_Given records:_
## Start

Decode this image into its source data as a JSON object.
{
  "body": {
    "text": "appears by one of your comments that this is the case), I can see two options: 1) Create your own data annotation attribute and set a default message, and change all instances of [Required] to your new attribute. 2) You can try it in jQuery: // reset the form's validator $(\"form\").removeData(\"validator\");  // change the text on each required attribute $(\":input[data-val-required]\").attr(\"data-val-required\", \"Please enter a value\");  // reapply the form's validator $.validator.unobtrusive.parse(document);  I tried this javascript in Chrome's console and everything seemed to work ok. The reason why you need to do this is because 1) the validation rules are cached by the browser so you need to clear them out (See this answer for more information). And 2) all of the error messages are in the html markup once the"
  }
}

## End

_Prompt:_
Go through the entries and return each line where the word "data" appears.

_Problem solution:_
Decode this image into its source data as a JSON object.
    "text": "appears by one of your comments that this is the case), I can see two options: 1) Create your own data annotation attribute and set a default message, and change all instances of [Required] to your new attribute. 2) You can try it in jQuery: // reset the form's validator $(\"form\").removeData(\"validator\");  // change the text on each required attribute $(\":input[data-val-required]\").attr(\"data-val-required\", \"Please enter a value\");  // reapply the form's validator $.validator.unobtrusive.parse(document);  I tried this javascript in Chrome's console and everything seemed to work ok. The reason why you need to do this is because 1) the validation rules are cached by the browser so you need to clear them out (See this answer for more information). And 2) all of the error messages are in the html markup once the"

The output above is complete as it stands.